### RAW DATA:
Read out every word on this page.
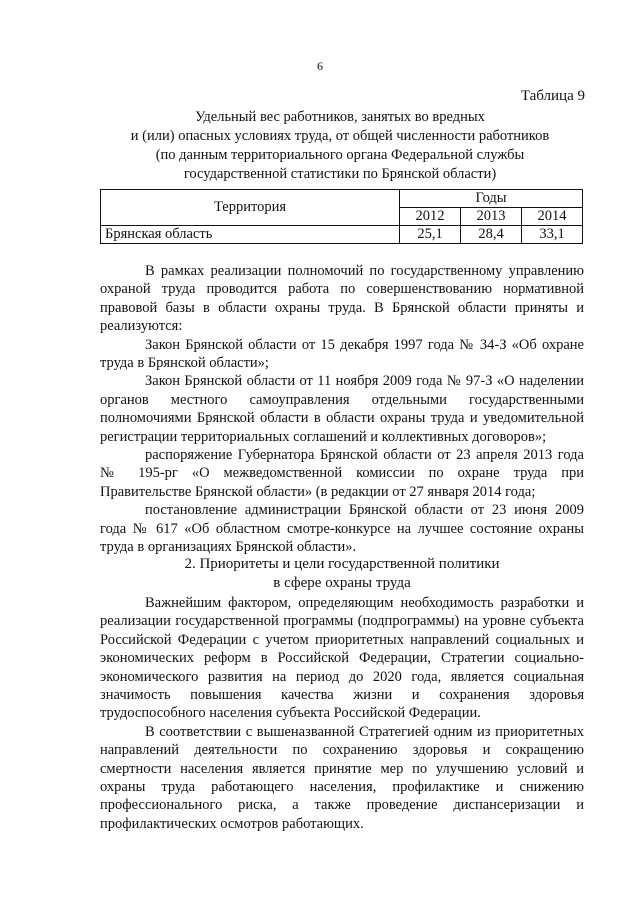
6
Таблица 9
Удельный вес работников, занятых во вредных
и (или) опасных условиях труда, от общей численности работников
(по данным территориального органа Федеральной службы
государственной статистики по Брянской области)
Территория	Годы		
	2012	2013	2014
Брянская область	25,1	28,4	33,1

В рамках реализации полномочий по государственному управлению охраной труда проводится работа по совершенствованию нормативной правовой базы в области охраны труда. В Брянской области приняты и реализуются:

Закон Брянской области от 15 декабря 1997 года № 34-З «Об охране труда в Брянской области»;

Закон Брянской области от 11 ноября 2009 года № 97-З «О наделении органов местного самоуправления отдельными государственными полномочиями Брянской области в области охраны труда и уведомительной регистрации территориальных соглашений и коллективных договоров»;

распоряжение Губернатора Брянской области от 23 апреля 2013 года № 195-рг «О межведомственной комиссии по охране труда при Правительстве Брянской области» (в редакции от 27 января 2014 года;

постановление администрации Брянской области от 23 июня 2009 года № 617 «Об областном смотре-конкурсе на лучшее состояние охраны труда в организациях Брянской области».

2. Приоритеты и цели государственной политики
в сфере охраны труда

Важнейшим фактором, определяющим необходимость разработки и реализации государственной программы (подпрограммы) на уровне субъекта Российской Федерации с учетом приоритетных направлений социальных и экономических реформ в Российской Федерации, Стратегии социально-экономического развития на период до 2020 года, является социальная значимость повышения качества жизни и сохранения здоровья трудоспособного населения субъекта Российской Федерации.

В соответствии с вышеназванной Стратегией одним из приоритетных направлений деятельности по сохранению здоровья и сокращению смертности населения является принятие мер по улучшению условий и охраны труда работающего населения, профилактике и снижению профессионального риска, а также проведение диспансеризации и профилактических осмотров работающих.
---
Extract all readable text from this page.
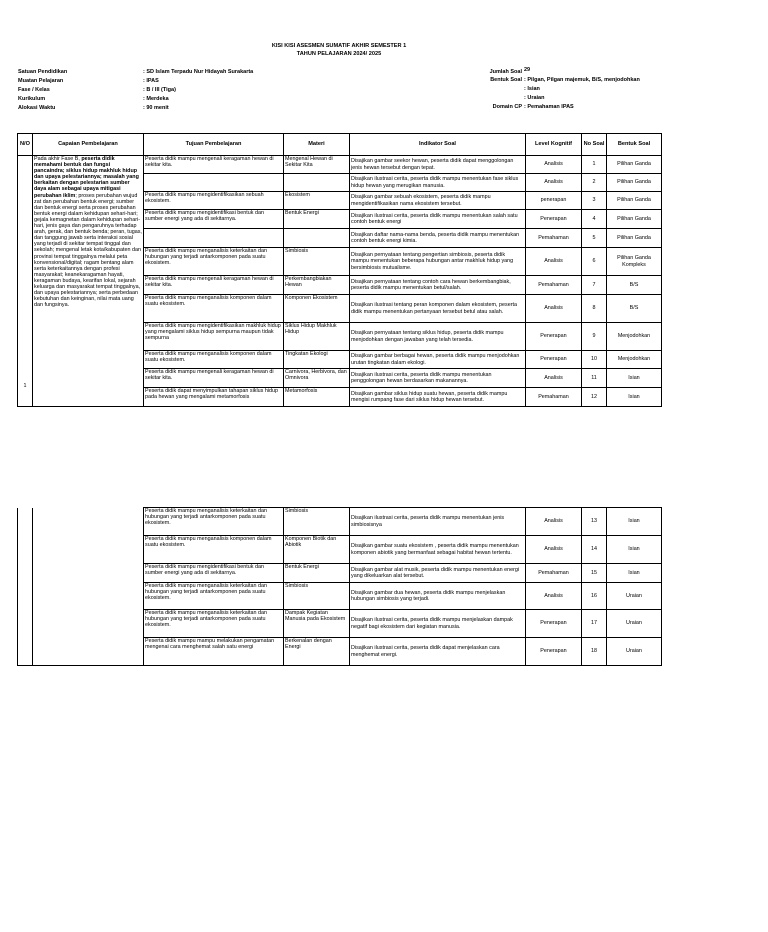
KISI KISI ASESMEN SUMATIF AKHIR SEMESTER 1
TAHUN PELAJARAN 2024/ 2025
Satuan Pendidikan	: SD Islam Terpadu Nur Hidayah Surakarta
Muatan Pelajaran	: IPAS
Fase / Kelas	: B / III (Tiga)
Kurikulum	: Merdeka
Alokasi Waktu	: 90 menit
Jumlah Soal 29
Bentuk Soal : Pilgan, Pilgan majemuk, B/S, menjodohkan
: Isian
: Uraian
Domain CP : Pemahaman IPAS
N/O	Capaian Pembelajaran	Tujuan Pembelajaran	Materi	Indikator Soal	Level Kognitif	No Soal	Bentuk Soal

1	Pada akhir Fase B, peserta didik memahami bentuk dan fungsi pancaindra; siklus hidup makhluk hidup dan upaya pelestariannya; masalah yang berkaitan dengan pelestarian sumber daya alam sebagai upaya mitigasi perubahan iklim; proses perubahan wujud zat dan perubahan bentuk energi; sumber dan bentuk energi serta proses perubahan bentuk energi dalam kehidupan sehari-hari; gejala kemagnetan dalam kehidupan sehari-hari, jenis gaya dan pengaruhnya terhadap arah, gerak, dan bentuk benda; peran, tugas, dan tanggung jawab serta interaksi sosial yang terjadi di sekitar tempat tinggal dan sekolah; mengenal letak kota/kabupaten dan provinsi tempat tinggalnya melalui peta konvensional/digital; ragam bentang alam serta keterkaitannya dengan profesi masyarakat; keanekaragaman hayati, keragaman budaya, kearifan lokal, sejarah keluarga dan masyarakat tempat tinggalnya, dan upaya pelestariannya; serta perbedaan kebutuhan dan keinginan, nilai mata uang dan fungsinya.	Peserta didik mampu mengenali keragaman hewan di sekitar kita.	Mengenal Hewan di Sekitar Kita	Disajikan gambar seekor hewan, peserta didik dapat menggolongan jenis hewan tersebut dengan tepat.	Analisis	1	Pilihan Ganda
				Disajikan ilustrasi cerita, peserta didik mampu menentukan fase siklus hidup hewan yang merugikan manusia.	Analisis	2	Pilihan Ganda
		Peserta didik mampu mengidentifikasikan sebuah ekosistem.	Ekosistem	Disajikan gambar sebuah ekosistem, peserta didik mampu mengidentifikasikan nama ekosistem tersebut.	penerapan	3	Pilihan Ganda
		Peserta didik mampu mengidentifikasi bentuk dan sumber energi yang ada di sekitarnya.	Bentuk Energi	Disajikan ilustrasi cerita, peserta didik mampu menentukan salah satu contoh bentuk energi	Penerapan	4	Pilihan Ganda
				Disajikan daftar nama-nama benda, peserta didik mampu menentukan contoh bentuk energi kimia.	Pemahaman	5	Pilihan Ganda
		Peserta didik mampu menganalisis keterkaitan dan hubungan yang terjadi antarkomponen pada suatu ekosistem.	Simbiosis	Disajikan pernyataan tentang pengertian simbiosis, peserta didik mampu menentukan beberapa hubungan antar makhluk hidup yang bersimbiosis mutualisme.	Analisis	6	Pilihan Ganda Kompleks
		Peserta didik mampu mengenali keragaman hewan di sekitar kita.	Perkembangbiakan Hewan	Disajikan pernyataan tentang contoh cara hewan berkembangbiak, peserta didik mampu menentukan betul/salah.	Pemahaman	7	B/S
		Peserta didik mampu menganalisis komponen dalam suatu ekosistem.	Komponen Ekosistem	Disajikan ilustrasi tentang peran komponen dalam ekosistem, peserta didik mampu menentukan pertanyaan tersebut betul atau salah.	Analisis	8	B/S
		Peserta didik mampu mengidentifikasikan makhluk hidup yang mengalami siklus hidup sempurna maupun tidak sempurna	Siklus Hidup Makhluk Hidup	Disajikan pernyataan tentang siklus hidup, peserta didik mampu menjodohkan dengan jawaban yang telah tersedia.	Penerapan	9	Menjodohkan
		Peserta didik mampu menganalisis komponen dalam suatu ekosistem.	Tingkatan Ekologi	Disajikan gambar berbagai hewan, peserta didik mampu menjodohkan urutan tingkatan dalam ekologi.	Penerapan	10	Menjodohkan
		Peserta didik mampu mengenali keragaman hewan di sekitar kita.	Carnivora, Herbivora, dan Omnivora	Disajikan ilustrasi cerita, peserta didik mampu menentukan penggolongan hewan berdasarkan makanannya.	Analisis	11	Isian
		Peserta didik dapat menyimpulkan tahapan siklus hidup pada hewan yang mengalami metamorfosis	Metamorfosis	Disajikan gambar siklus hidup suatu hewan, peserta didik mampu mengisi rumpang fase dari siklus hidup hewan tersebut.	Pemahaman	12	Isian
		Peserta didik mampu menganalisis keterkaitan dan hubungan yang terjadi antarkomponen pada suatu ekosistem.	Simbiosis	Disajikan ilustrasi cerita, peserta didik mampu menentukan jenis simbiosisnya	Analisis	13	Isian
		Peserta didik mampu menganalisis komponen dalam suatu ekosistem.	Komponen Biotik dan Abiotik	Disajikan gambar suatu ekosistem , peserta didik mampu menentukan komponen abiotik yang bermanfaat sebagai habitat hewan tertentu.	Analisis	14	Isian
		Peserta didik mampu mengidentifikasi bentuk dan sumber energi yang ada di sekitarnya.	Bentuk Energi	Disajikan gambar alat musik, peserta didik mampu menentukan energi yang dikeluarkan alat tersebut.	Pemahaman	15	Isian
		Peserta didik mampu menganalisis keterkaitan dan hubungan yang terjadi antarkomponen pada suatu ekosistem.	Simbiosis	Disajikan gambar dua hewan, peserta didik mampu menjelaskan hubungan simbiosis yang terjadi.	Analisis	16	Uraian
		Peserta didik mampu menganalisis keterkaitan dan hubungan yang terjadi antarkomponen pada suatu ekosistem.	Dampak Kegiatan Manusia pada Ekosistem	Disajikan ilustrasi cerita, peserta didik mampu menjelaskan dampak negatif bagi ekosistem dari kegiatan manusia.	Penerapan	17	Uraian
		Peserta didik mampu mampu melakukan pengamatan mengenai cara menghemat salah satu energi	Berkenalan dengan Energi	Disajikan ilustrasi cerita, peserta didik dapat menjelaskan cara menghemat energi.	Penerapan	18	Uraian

### WHAT TO WORK ON:
Check each line of the entries above, and show every one holding the word "cerita".

### THE RESPONSE:
				Disajikan ilustrasi cerita, peserta didik mampu menentukan fase siklus hidup hewan yang merugikan manusia.	Analisis	2	Pilihan Ganda
		Peserta didik mampu mengidentifikasi bentuk dan sumber energi yang ada di sekitarnya.	Bentuk Energi	Disajikan ilustrasi cerita, peserta didik mampu menentukan salah satu contoh bentuk energi	Penerapan	4	Pilihan Ganda
		Peserta didik mampu mengenali keragaman hewan di sekitar kita.	Carnivora, Herbivora, dan Omnivora	Disajikan ilustrasi cerita, peserta didik mampu menentukan penggolongan hewan berdasarkan makanannya.	Analisis	11	Isian
		Peserta didik mampu menganalisis keterkaitan dan hubungan yang terjadi antarkomponen pada suatu ekosistem.	Simbiosis	Disajikan ilustrasi cerita, peserta didik mampu menentukan jenis simbiosisnya	Analisis	13	Isian
		Peserta didik mampu menganalisis keterkaitan dan hubungan yang terjadi antarkomponen pada suatu ekosistem.	Dampak Kegiatan Manusia pada Ekosistem	Disajikan ilustrasi cerita, peserta didik mampu menjelaskan dampak negatif bagi ekosistem dari kegiatan manusia.	Penerapan	17	Uraian
		Peserta didik mampu mampu melakukan pengamatan mengenai cara menghemat salah satu energi	Berkenalan dengan Energi	Disajikan ilustrasi cerita, peserta didik dapat menjelaskan cara menghemat energi.	Penerapan	18	Uraian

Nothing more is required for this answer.